§ **Requirement**
Omit every picture and output the rest of the records exactly as they are.

§ **Information provided**
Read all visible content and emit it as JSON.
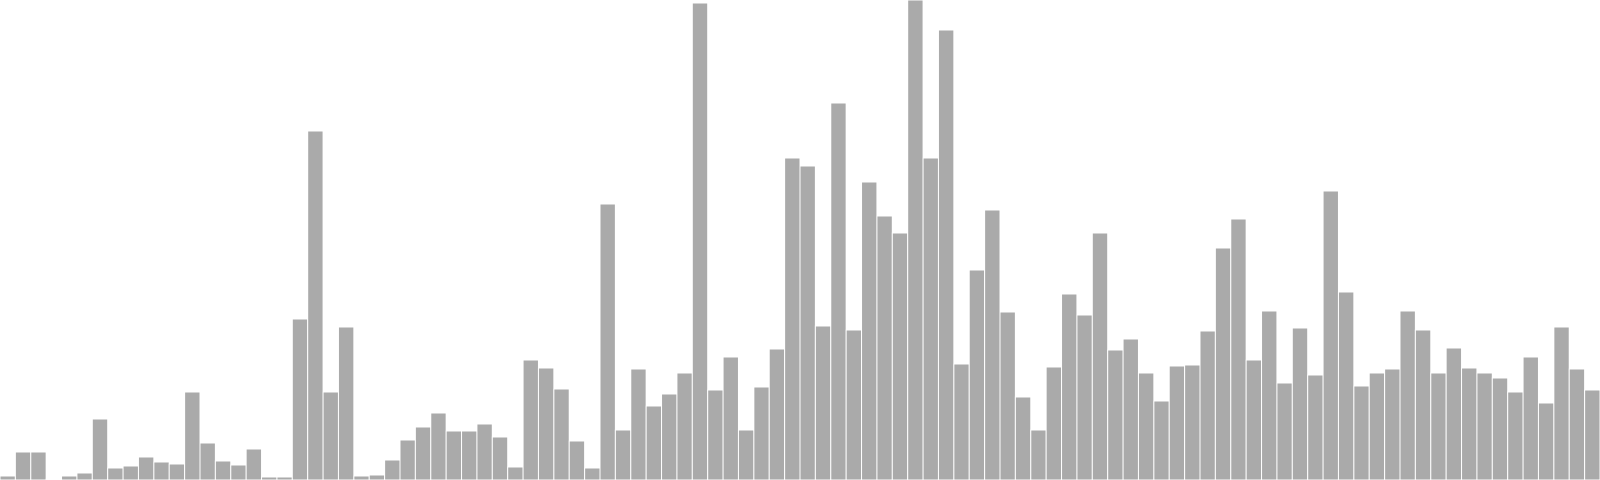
{
  "chart_data": {
    "type": "bar",
    "bar_color": "#aaaaaa",
    "bar_edge_color": "#ffffff",
    "axes_visible": false,
    "grid": false,
    "legend": "none",
    "ylim": [
      0,
      480
    ],
    "values": [
      4,
      28,
      28,
      1,
      4,
      7,
      61,
      12,
      14,
      23,
      18,
      16,
      88,
      37,
      19,
      15,
      31,
      3,
      3,
      161,
      349,
      88,
      153,
      4,
      5,
      20,
      40,
      53,
      67,
      49,
      49,
      56,
      43,
      13,
      120,
      112,
      91,
      39,
      12,
      276,
      50,
      111,
      74,
      86,
      107,
      477,
      90,
      123,
      50,
      93,
      131,
      322,
      314,
      154,
      377,
      150,
      298,
      264,
      247,
      480,
      322,
      450,
      116,
      210,
      270,
      168,
      83,
      50,
      113,
      186,
      165,
      247,
      130,
      141,
      107,
      79,
      114,
      115,
      149,
      232,
      261,
      120,
      169,
      97,
      152,
      105,
      289,
      188,
      94,
      107,
      111,
      169,
      150,
      107,
      132,
      112,
      107,
      102,
      88,
      123,
      77,
      153,
      111,
      90
    ]
  }
}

§ **Written response**
Read all visible content and emit it as JSON.
{
  "chart_data": {
    "type": "bar",
    "bar_color": "#aaaaaa",
    "bar_edge_color": "#ffffff",
    "axes_visible": false,
    "grid": false,
    "legend": "none",
    "ylim": [
      0,
      480
    ],
    "values": [
      4,
      28,
      28,
      1,
      4,
      7,
      61,
      12,
      14,
      23,
      18,
      16,
      88,
      37,
      19,
      15,
      31,
      3,
      3,
      161,
      349,
      88,
      153,
      4,
      5,
      20,
      40,
      53,
      67,
      49,
      49,
      56,
      43,
      13,
      120,
      112,
      91,
      39,
      12,
      276,
      50,
      111,
      74,
      86,
      107,
      477,
      90,
      123,
      50,
      93,
      131,
      322,
      314,
      154,
      377,
      150,
      298,
      264,
      247,
      480,
      322,
      450,
      116,
      210,
      270,
      168,
      83,
      50,
      113,
      186,
      165,
      247,
      130,
      141,
      107,
      79,
      114,
      115,
      149,
      232,
      261,
      120,
      169,
      97,
      152,
      105,
      289,
      188,
      94,
      107,
      111,
      169,
      150,
      107,
      132,
      112,
      107,
      102,
      88,
      123,
      77,
      153,
      111,
      90
    ]
  }
}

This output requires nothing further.